# WORK TO COMPLETE:
Gather each line containing the string "category" from these entries.
+++ RECORDS PROVIDED
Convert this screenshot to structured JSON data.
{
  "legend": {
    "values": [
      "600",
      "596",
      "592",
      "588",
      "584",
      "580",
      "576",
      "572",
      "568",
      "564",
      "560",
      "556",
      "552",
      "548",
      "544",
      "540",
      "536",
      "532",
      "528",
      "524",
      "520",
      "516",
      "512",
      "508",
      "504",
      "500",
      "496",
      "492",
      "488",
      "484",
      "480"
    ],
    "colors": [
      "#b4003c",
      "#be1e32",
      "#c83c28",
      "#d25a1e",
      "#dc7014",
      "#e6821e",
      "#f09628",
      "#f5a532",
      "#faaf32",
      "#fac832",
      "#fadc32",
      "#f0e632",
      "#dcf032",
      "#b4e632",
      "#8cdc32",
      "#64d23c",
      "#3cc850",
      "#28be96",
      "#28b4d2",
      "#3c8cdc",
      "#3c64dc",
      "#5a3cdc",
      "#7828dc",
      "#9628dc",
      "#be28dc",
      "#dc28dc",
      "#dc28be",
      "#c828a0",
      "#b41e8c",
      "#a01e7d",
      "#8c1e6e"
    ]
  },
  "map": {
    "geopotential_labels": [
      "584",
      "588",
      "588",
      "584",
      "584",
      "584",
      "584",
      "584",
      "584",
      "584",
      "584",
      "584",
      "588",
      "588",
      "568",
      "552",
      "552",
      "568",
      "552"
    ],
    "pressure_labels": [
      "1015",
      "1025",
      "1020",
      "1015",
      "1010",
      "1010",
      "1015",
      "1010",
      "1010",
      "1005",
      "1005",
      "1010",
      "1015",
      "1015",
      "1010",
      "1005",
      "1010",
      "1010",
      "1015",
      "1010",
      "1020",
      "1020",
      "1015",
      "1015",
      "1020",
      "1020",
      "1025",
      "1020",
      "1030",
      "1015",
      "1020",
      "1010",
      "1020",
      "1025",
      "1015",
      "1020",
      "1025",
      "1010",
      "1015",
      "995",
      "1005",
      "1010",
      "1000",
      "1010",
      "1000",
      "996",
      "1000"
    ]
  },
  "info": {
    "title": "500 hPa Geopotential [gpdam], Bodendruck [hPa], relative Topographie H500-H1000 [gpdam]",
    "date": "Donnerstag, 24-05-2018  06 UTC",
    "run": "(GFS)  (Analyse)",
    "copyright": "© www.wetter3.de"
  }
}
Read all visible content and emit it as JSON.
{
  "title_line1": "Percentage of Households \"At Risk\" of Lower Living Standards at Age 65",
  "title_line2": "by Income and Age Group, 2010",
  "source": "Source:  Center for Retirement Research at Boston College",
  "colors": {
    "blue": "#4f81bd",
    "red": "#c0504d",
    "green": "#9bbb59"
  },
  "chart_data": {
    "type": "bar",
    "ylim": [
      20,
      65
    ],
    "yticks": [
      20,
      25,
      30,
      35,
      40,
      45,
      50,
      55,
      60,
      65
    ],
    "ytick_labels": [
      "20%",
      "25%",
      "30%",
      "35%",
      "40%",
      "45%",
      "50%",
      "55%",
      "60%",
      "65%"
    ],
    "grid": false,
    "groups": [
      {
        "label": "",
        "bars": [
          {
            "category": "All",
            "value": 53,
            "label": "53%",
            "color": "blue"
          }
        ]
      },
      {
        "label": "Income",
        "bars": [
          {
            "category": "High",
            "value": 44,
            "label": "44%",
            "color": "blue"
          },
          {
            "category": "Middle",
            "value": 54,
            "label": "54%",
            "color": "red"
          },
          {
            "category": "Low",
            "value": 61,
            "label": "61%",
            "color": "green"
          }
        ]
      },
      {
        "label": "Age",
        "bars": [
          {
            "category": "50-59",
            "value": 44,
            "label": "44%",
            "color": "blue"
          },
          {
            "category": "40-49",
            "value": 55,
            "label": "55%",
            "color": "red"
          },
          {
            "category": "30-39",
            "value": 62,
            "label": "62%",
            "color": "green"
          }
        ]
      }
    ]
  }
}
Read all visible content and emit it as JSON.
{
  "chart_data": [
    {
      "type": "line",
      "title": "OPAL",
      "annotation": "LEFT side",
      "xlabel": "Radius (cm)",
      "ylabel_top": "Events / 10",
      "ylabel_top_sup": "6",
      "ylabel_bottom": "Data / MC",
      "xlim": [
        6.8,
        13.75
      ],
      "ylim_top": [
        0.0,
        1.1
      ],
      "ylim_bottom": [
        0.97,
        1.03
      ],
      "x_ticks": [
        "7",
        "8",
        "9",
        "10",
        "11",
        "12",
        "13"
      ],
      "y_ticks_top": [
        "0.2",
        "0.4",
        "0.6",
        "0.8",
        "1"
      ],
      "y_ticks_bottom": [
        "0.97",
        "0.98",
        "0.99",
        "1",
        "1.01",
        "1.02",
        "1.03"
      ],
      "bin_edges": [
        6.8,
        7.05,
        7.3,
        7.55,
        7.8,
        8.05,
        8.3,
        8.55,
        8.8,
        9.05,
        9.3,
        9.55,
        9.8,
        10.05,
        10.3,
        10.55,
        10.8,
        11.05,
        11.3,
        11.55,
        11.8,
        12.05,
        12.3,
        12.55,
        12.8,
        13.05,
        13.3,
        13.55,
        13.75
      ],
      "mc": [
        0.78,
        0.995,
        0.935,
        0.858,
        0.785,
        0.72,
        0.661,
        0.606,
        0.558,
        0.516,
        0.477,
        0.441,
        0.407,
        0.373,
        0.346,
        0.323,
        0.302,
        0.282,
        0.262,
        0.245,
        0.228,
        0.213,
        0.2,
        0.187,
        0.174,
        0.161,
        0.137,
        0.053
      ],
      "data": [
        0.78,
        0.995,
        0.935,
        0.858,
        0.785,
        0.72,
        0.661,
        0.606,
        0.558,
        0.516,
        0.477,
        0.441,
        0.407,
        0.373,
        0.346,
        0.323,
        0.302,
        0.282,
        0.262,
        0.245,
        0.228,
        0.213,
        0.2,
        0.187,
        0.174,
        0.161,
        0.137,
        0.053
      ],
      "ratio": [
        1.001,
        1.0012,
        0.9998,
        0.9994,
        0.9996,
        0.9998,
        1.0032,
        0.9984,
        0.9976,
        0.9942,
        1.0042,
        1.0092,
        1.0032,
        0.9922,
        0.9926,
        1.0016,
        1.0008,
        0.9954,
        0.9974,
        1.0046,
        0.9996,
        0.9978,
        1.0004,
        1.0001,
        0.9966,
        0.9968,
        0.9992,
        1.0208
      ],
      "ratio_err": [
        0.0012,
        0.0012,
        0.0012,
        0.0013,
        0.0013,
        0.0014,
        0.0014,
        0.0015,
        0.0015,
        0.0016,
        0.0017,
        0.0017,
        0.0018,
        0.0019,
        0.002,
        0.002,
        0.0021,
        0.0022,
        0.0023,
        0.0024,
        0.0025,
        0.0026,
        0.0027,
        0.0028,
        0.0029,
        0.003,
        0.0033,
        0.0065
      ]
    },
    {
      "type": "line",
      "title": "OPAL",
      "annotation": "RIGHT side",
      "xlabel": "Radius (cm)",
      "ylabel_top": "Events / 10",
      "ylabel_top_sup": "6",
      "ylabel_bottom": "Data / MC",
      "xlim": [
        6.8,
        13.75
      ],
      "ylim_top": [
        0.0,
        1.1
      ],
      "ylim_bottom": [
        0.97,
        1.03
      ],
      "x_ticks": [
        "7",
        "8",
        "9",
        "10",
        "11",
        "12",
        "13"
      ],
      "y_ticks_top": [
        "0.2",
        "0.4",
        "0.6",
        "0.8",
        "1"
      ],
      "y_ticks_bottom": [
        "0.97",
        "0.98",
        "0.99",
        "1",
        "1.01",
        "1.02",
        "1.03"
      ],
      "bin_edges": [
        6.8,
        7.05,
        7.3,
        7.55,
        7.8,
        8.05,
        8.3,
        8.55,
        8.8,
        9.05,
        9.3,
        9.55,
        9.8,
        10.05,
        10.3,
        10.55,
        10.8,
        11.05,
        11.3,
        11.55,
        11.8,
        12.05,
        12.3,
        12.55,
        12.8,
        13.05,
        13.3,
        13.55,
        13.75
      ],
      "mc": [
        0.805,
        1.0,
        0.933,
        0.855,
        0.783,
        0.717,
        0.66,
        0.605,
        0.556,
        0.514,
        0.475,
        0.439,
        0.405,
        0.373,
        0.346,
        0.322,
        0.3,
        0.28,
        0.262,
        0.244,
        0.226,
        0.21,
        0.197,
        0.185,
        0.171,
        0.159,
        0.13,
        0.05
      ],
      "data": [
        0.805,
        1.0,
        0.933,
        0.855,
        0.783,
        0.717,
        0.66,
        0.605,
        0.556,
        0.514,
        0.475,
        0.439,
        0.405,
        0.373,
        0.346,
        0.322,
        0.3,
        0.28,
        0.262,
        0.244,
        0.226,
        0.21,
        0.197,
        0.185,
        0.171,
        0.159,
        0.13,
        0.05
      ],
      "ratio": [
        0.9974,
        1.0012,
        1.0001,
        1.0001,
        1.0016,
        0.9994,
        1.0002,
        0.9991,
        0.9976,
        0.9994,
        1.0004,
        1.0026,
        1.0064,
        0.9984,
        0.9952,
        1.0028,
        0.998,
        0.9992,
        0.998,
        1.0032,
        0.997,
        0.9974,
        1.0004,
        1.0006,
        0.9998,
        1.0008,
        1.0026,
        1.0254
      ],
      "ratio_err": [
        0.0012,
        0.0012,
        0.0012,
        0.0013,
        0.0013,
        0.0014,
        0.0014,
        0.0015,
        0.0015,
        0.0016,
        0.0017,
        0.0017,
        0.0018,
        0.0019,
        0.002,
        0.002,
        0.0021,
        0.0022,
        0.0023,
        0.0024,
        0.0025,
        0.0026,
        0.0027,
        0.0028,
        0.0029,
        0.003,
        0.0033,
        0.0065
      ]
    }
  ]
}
++++++
# FULL OUTPUT:
            "category": "All",
            "category": "High",
            "category": "Middle",
            "category": "Low",
            "category": "50-59",
            "category": "40-49",
            "category": "30-39",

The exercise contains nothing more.